Direction: Extract, from the records beneath this instruction, each line that contains the word "name".

Supplied entries:
____________________

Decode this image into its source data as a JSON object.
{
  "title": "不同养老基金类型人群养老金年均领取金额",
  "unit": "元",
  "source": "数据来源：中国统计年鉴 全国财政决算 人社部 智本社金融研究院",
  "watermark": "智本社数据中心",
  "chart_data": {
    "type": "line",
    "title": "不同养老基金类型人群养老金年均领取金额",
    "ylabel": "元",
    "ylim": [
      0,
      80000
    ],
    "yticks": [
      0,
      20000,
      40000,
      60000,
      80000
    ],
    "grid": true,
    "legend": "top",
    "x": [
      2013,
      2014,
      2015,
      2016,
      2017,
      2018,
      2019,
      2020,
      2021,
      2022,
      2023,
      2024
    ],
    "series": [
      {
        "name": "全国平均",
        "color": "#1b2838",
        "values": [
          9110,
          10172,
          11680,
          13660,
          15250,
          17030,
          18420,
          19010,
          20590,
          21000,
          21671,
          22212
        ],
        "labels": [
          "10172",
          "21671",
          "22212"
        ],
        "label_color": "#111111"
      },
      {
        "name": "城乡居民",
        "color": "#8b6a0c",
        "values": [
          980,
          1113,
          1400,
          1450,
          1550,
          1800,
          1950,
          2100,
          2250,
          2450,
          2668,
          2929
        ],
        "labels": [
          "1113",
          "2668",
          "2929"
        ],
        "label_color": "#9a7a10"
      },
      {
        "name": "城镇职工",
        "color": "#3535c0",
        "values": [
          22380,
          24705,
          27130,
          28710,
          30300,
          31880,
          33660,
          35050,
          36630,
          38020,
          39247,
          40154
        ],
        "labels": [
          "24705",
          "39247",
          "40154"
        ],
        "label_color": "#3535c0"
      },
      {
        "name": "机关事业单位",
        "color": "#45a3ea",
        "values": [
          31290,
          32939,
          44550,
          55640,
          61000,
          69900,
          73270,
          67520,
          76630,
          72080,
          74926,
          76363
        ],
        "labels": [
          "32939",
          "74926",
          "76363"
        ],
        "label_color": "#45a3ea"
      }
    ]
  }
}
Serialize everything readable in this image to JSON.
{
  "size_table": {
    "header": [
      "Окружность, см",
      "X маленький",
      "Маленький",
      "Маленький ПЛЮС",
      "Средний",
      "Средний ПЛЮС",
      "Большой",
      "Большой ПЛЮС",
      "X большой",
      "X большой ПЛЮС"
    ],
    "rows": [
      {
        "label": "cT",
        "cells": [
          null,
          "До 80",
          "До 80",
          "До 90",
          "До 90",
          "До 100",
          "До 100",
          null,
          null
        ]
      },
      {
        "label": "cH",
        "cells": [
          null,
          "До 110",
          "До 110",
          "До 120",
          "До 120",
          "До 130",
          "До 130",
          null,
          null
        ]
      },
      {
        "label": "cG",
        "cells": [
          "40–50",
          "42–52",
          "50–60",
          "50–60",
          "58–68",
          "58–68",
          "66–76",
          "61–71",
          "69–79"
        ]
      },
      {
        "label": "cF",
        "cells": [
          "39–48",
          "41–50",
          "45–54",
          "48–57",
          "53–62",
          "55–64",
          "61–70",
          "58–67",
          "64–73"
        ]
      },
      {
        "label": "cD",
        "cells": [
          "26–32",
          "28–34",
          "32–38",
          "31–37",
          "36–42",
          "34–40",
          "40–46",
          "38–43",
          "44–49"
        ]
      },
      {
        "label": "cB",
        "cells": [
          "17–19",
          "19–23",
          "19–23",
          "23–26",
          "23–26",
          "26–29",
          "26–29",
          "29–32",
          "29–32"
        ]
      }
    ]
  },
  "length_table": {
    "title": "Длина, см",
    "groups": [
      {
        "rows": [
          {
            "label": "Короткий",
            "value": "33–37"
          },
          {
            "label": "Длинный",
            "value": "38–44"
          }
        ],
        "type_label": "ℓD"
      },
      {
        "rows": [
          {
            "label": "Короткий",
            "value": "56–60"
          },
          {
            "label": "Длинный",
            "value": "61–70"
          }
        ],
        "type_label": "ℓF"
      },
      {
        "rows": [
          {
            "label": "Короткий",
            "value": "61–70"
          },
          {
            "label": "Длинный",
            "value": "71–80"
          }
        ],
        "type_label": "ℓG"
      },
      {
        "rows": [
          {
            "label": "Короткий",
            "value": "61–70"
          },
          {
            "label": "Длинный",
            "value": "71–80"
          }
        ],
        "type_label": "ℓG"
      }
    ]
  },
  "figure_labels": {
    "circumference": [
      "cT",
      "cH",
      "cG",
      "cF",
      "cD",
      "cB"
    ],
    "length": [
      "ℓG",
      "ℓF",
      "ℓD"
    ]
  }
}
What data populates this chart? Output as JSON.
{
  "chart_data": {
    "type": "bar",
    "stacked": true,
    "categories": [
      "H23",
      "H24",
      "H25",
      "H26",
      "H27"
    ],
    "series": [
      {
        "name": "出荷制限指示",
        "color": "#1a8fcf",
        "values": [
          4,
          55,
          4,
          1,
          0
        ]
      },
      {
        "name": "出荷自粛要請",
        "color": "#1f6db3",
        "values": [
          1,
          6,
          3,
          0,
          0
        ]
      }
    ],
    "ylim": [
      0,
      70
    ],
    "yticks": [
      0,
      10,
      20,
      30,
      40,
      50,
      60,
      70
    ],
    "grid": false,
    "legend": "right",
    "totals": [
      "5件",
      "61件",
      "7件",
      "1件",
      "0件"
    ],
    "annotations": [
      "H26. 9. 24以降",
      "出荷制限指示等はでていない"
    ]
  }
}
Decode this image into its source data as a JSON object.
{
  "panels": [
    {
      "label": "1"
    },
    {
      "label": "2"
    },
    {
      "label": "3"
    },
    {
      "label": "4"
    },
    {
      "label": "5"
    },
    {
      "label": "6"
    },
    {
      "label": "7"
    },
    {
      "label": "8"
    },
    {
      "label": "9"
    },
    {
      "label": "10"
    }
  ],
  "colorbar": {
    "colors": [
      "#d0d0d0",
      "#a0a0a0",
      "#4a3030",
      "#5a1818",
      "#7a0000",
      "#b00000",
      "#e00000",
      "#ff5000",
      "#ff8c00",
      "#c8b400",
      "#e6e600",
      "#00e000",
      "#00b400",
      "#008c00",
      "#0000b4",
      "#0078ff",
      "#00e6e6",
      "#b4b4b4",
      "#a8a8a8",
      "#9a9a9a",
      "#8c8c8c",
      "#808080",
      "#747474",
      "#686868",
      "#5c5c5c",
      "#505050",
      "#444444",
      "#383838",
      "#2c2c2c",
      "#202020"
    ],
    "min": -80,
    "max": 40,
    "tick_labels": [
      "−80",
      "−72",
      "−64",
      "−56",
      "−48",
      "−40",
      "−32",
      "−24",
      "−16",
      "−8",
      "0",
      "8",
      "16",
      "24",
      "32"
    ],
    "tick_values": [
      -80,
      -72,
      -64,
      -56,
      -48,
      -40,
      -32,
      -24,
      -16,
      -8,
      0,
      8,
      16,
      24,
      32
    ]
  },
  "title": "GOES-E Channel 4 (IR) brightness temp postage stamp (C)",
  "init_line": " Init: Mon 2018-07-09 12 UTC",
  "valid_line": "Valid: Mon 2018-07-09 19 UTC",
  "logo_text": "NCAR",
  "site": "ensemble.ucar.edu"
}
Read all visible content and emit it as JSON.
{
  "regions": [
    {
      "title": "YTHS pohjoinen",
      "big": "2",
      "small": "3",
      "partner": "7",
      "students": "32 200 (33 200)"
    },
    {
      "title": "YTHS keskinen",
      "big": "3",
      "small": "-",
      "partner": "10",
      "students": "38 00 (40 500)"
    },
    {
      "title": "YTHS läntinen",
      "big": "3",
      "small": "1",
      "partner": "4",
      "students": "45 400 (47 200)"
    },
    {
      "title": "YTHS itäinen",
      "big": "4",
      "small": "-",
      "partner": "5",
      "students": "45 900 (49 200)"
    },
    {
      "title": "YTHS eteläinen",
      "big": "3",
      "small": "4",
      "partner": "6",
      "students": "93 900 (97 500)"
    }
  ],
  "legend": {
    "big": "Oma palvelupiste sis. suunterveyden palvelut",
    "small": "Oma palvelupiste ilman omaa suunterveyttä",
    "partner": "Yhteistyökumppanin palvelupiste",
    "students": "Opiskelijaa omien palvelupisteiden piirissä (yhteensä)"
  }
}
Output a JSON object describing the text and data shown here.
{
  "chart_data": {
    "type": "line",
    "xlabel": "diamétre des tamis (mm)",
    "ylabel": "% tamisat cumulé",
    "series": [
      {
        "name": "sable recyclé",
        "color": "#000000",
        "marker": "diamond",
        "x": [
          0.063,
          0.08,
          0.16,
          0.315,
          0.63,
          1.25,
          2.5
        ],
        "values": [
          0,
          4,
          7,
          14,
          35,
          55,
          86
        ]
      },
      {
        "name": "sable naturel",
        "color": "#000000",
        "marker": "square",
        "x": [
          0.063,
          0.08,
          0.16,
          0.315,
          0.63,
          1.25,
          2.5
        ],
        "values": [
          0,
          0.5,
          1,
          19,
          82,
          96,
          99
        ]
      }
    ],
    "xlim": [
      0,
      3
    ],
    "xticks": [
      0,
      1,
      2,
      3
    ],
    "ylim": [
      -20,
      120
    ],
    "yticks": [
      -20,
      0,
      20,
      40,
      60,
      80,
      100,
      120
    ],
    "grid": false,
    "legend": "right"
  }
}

____________________

Problem solution:
        "name": "全国平均",
        "name": "城乡居民",
        "name": "城镇职工",
        "name": "机关事业单位",
        "name": "出荷制限指示",
        "name": "出荷自粛要請",
        "name": "sable recyclé",
        "name": "sable naturel",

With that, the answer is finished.